_Your goal_
Copy every record below, exactly as written.

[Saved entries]
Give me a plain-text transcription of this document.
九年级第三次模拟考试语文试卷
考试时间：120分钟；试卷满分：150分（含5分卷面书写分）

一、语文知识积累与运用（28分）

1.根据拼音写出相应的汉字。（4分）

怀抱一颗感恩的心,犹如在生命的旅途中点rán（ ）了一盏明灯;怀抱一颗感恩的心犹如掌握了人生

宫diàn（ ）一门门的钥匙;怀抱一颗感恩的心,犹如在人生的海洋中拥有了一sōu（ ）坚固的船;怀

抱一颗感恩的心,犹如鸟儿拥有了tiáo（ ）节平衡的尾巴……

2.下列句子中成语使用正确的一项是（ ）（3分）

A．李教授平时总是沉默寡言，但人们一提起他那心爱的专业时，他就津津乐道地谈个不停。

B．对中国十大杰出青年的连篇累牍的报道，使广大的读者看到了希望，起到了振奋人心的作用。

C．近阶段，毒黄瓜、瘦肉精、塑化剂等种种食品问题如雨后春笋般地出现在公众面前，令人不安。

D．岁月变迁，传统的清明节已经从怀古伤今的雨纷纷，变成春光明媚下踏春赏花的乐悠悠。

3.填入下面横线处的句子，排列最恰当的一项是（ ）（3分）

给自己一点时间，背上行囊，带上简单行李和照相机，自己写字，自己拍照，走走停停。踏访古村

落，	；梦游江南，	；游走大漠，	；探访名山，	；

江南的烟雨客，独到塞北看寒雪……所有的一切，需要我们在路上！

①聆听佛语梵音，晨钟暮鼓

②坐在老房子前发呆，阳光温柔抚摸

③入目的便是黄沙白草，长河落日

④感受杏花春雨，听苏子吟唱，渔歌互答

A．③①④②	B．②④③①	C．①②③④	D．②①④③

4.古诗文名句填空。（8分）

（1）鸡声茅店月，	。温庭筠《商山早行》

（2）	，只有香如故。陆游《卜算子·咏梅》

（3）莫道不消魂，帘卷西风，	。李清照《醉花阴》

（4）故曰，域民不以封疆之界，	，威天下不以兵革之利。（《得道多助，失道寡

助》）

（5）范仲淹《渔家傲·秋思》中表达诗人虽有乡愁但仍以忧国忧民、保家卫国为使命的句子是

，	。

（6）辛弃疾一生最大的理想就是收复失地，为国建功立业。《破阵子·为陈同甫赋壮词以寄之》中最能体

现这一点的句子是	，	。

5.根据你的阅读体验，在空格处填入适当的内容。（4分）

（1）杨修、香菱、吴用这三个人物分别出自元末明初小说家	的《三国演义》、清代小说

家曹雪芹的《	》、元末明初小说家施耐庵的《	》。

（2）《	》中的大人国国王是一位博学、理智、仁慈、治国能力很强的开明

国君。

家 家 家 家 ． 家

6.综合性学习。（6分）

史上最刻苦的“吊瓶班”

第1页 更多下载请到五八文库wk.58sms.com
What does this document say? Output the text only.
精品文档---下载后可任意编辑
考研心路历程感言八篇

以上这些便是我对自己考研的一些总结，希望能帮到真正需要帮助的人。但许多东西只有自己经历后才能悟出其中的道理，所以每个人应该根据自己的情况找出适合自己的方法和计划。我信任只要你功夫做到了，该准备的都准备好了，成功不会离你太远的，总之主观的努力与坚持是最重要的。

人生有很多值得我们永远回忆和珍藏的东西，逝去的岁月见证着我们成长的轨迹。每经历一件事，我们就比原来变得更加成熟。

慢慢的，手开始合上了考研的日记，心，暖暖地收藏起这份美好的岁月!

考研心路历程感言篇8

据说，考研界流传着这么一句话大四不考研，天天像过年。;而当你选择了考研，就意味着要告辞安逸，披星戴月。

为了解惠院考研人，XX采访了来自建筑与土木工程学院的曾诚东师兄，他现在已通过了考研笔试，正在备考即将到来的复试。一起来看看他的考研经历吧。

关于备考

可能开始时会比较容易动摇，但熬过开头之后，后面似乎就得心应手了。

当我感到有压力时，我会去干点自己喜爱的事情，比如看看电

_Task solution_
Give me a plain-text transcription of this document.
九年级第三次模拟考试语文试卷
考试时间：120分钟；试卷满分：150分（含5分卷面书写分）

一、语文知识积累与运用（28分）

1.根据拼音写出相应的汉字。（4分）

怀抱一颗感恩的心,犹如在生命的旅途中点rán（ ）了一盏明灯;怀抱一颗感恩的心犹如掌握了人生

宫diàn（ ）一门门的钥匙;怀抱一颗感恩的心,犹如在人生的海洋中拥有了一sōu（ ）坚固的船;怀

抱一颗感恩的心,犹如鸟儿拥有了tiáo（ ）节平衡的尾巴……

2.下列句子中成语使用正确的一项是（ ）（3分）

A．李教授平时总是沉默寡言，但人们一提起他那心爱的专业时，他就津津乐道地谈个不停。

B．对中国十大杰出青年的连篇累牍的报道，使广大的读者看到了希望，起到了振奋人心的作用。

C．近阶段，毒黄瓜、瘦肉精、塑化剂等种种食品问题如雨后春笋般地出现在公众面前，令人不安。

D．岁月变迁，传统的清明节已经从怀古伤今的雨纷纷，变成春光明媚下踏春赏花的乐悠悠。

3.填入下面横线处的句子，排列最恰当的一项是（ ）（3分）

给自己一点时间，背上行囊，带上简单行李和照相机，自己写字，自己拍照，走走停停。踏访古村

落，	；梦游江南，	；游走大漠，	；探访名山，	；

江南的烟雨客，独到塞北看寒雪……所有的一切，需要我们在路上！

①聆听佛语梵音，晨钟暮鼓

②坐在老房子前发呆，阳光温柔抚摸

③入目的便是黄沙白草，长河落日

④感受杏花春雨，听苏子吟唱，渔歌互答

A．③①④②	B．②④③①	C．①②③④	D．②①④③

4.古诗文名句填空。（8分）

（1）鸡声茅店月，	。温庭筠《商山早行》

（2）	，只有香如故。陆游《卜算子·咏梅》

（3）莫道不消魂，帘卷西风，	。李清照《醉花阴》

（4）故曰，域民不以封疆之界，	，威天下不以兵革之利。（《得道多助，失道寡

助》）

（5）范仲淹《渔家傲·秋思》中表达诗人虽有乡愁但仍以忧国忧民、保家卫国为使命的句子是

，	。

（6）辛弃疾一生最大的理想就是收复失地，为国建功立业。《破阵子·为陈同甫赋壮词以寄之》中最能体

现这一点的句子是	，	。

5.根据你的阅读体验，在空格处填入适当的内容。（4分）

（1）杨修、香菱、吴用这三个人物分别出自元末明初小说家	的《三国演义》、清代小说

家曹雪芹的《	》、元末明初小说家施耐庵的《	》。

（2）《	》中的大人国国王是一位博学、理智、仁慈、治国能力很强的开明

国君。

家 家 家 家 ． 家

6.综合性学习。（6分）

史上最刻苦的“吊瓶班”

第1页 更多下载请到五八文库wk.58sms.com
What does this document say? Output the text only.
精品文档---下载后可任意编辑
考研心路历程感言八篇

以上这些便是我对自己考研的一些总结，希望能帮到真正需要帮助的人。但许多东西只有自己经历后才能悟出其中的道理，所以每个人应该根据自己的情况找出适合自己的方法和计划。我信任只要你功夫做到了，该准备的都准备好了，成功不会离你太远的，总之主观的努力与坚持是最重要的。

人生有很多值得我们永远回忆和珍藏的东西，逝去的岁月见证着我们成长的轨迹。每经历一件事，我们就比原来变得更加成熟。

慢慢的，手开始合上了考研的日记，心，暖暖地收藏起这份美好的岁月!

考研心路历程感言篇8

据说，考研界流传着这么一句话大四不考研，天天像过年。;而当你选择了考研，就意味着要告辞安逸，披星戴月。

为了解惠院考研人，XX采访了来自建筑与土木工程学院的曾诚东师兄，他现在已通过了考研笔试，正在备考即将到来的复试。一起来看看他的考研经历吧。

关于备考

可能开始时会比较容易动摇，但熬过开头之后，后面似乎就得心应手了。

当我感到有压力时，我会去干点自己喜爱的事情，比如看看电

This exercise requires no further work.